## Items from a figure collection
○ ○ ○ ○

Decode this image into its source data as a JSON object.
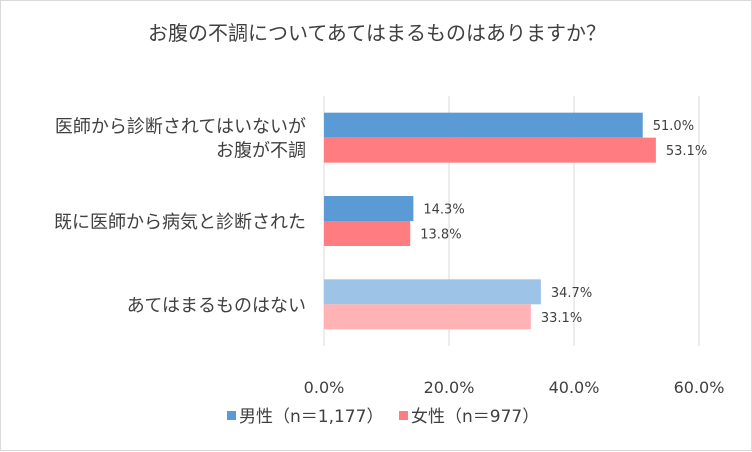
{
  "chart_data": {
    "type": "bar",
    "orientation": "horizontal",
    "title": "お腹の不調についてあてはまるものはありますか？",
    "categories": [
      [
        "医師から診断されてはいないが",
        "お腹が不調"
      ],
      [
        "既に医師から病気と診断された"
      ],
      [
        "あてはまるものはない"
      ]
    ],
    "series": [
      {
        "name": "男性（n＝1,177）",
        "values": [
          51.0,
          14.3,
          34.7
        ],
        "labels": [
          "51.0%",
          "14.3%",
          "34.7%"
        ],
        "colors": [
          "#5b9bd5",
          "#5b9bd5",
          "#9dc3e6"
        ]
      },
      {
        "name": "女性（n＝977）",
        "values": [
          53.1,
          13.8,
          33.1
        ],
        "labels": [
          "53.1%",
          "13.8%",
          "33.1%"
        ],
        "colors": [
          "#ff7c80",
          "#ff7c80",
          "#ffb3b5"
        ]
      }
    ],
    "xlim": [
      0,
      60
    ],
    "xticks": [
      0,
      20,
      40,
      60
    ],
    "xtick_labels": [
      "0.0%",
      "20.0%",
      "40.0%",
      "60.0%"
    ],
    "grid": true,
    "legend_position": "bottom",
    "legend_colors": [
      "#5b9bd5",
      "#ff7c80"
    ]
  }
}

○ ○ ○ ○

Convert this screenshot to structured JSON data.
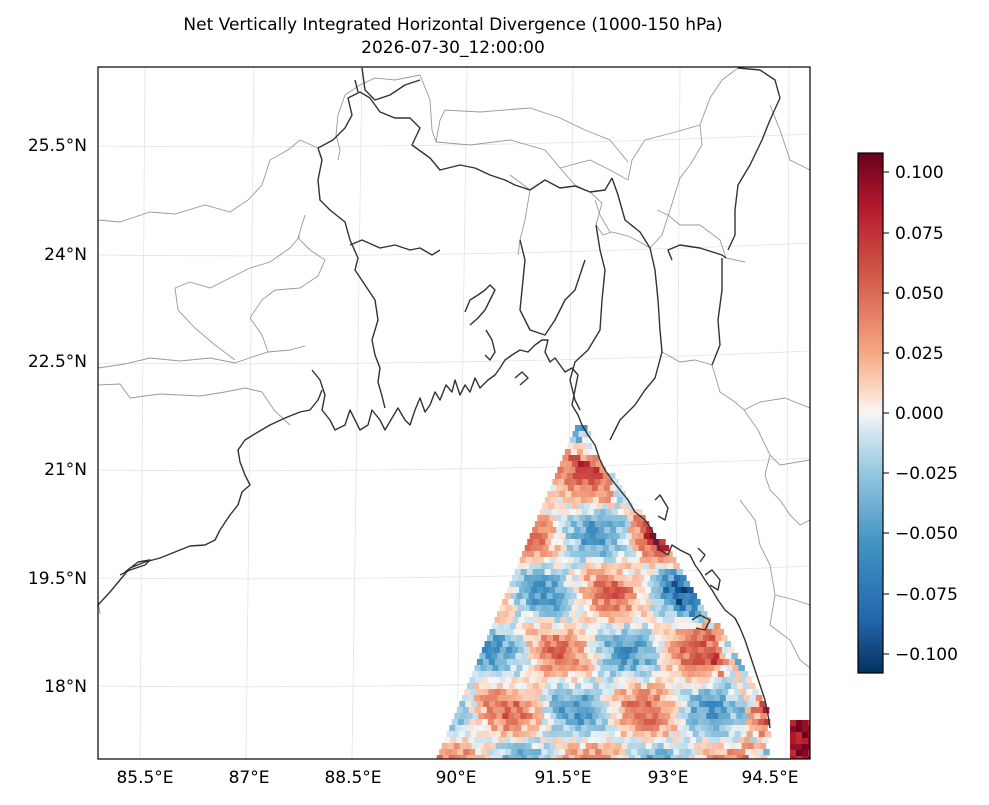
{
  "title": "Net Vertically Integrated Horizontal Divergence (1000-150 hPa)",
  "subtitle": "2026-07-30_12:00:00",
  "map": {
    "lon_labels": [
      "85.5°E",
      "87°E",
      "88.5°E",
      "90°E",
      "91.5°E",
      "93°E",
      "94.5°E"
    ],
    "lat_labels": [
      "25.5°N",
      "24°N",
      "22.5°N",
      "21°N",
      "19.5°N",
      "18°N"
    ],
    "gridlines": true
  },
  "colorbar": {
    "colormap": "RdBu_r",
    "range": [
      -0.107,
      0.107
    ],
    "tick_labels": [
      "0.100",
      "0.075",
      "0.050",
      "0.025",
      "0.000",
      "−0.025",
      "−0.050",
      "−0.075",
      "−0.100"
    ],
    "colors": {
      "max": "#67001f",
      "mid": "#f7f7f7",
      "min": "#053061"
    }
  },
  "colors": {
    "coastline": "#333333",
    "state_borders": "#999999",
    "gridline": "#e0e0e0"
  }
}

○ ○ ○ ○

## TASK BRIEF
Search the entries for the word "JSON" and pick out every line that holds it.

## OUTPUT FOR THIS TASK
Decode this image into its source data as a JSON object.
Convert this screenshot to structured JSON data.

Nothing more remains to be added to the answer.